EXTRAIT DU DOCUMENT:
■ ■ ■
Parmi ces variables il y a celle du nombre d'étudiants en mobilité internationale qui va augmenter de façon importante. Leur nombre va sans doute doubler dans les dix ou quinze années à venir. La question est de savoir quelle devrait être la stratégie de la France face à ces évolutions.


Le groupe saraswati publiait en juin 2004 une note concernant l'attractivité pour les étudiants étrangers et le potentiel de la recherche en France. Vous abordez dans ce texte la question du remplacement et/ou du recrutement des personnels de recherche. L'évolution du nombre d'étudiants étrangers tel qu'il est constaté pourra t-il éviter une pénurie des personnels?


Nous avons engagé notre réflexion dans la cadre d'une problématique sur la recherche en France.
■ ■ ■
DONNÉES FOURNIES:
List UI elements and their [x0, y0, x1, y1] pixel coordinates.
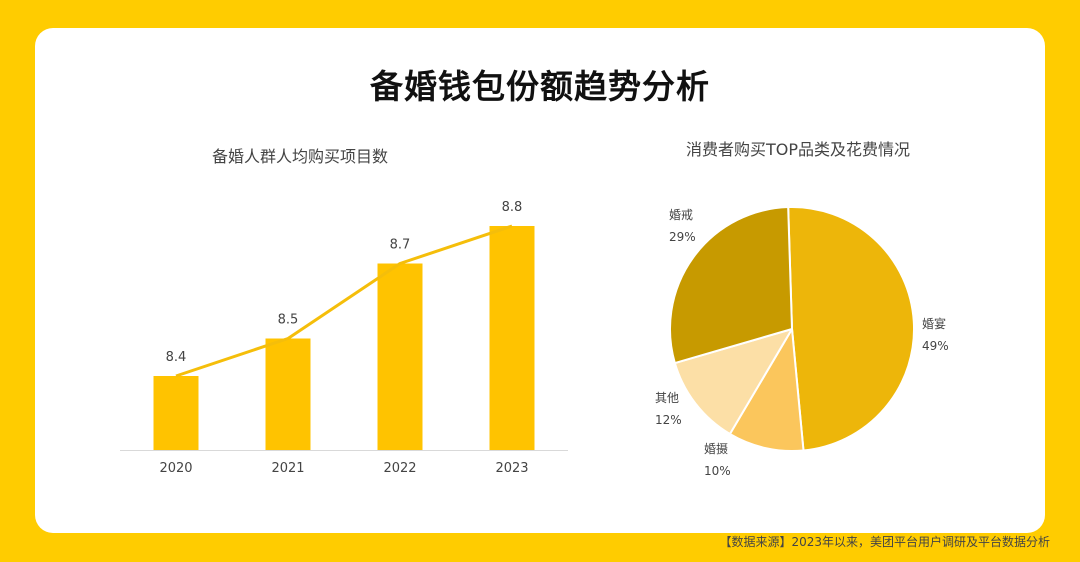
bar-chart-title: 备婚人群人均购买项目数 [211, 147, 388, 166]
pie-chart-title: 消费者购买TOP品类及花费情况 [685, 140, 911, 159]
pie-value-2: 12% [655, 413, 682, 427]
bar-2022 [377, 263, 423, 450]
pie-value-1: 10% [704, 464, 731, 478]
pie-value-0: 49% [922, 339, 949, 353]
pie-slice-3 [669, 206, 793, 365]
data-source-note: 【数据来源】2023年以来，美团平台用户调研及平台数据分析 [719, 535, 1050, 549]
data-label-2021: 8.5 [278, 313, 299, 328]
pie-label-0: 婚宴 [922, 316, 946, 331]
page-title: 备婚钱包份额趋势分析 [370, 67, 710, 106]
bar-2023 [489, 226, 535, 450]
data-label-2023: 8.8 [502, 200, 523, 215]
x-tick-label-2021: 2021 [271, 461, 304, 476]
trend-line [175, 224, 513, 378]
pie-slice-1 [728, 328, 805, 452]
pie-label-3: 婚戒 [669, 208, 693, 222]
data-label-2020: 8.4 [166, 350, 187, 365]
x-tick-label-2023: 2023 [495, 461, 528, 476]
bar-2020 [153, 376, 199, 450]
x-tick-label-2020: 2020 [159, 461, 192, 476]
pie-slice-0 [787, 206, 915, 452]
pie-label-1: 婚摄 [704, 441, 728, 456]
data-label-2022: 8.7 [390, 238, 411, 253]
x-tick-label-2022: 2022 [383, 461, 416, 476]
pie-value-3: 29% [669, 230, 696, 244]
pie-label-2: 其他 [655, 391, 679, 405]
bar-2021 [265, 338, 311, 450]
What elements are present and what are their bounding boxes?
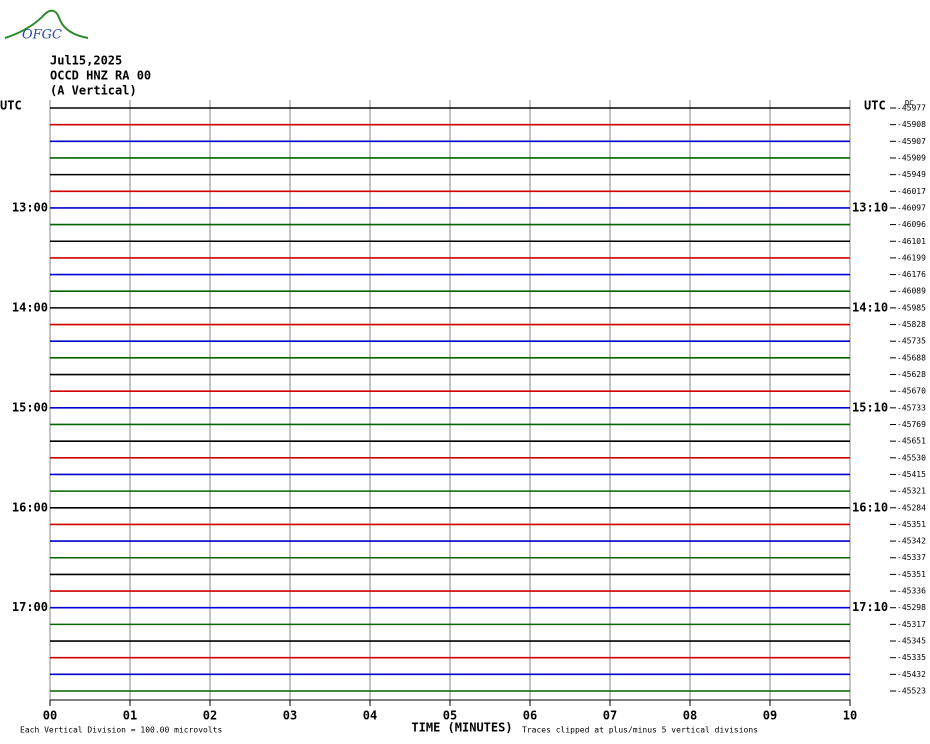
■ ■ ■
TÂCHES ET EXERCICES:
**1)** Veuillez recopier à l'identique toutes les lignes du listing, sans reprendre les images.
**2)** Prolongez l'extrait sur les étudiants étrangers et la recherche en France à la suite de sa dernière phrase.
L'extrait et le listing n'ont aucun lien entre eux.

LES RÉSULTATS:
**1)**
List UI elements and their [x0, y0, x1, y1] pixel coordinates.
bar-chart-title: 备婚人群人均购买项目数 [211, 147, 388, 166]
pie-chart-title: 消费者购买TOP品类及花费情况 [685, 140, 911, 159]
pie-value-2: 12% [655, 413, 682, 427]
bar-2022 [377, 263, 423, 450]
pie-value-1: 10% [704, 464, 731, 478]
pie-value-0: 49% [922, 339, 949, 353]
pie-slice-3 [669, 206, 793, 365]
data-source-note: 【数据来源】2023年以来，美团平台用户调研及平台数据分析 [719, 535, 1050, 549]
data-label-2021: 8.5 [278, 313, 299, 328]
pie-label-0: 婚宴 [922, 316, 946, 331]
page-title: 备婚钱包份额趋势分析 [370, 67, 710, 106]
bar-2023 [489, 226, 535, 450]
data-label-2023: 8.8 [502, 200, 523, 215]
x-tick-label-2021: 2021 [271, 461, 304, 476]
trend-line [175, 224, 513, 378]
pie-slice-1 [728, 328, 805, 452]
pie-label-3: 婚戒 [669, 208, 693, 222]
data-label-2020: 8.4 [166, 350, 187, 365]
x-tick-label-2023: 2023 [495, 461, 528, 476]
bar-2020 [153, 376, 199, 450]
x-tick-label-2020: 2020 [159, 461, 192, 476]
pie-slice-0 [787, 206, 915, 452]
pie-label-1: 婚摄 [704, 441, 728, 456]
data-label-2022: 8.7 [390, 238, 411, 253]
x-tick-label-2022: 2022 [383, 461, 416, 476]
pie-value-3: 29% [669, 230, 696, 244]
pie-label-2: 其他 [655, 391, 679, 405]
bar-2021 [265, 338, 311, 450]
What elements are present and what are their bounding boxes?

**2)**
Selon nos travaux, le marché de l'emploi des personnels de la recherche risquerait de connaître une pénurie. Dans l'ensemble des mesures que nous proposons nous conseillons d'abord d'essayer d'améliorer le taux de réussite dans les premiers cycles, notamment des filières scientifiques. Dans un deuxième temps il est de notre avis d'avancer sur la question de l'attractivité de ces cursus, et sur celle de la culture scientifique et technique dans son ensemble. Pour finir nous pensons qu'il serait judicieux de donner une meilleure image aux carrières et métiers de la recherche dans les secteurs public et privé.

Ensuite, et seulement ensuite, il est possible d'envisager avoir recours à la mobilité internationale étudiante pour pallier à cette possible pénurie des personnels de recherche. Si cette option est envisagée, plusieurs questions se posent ? Accueillir plus ou moins d'étudiants? Disposerions-nous des capacités et de la qualité d'accueil nécessaires ? Devrait-on sélectionner selon les pays/zones géographiques, selon les disciplines et filières et selon les cycles de formation du supérieur ? Si le nombre d'étudiants en mobilité internationale augmente devrions-nous suivre cette augmentation dans les mêmes proportions, ou pas et donc maintenir ou pas la part mondiale de la France en termes d'accueil des étudiants étrangers ?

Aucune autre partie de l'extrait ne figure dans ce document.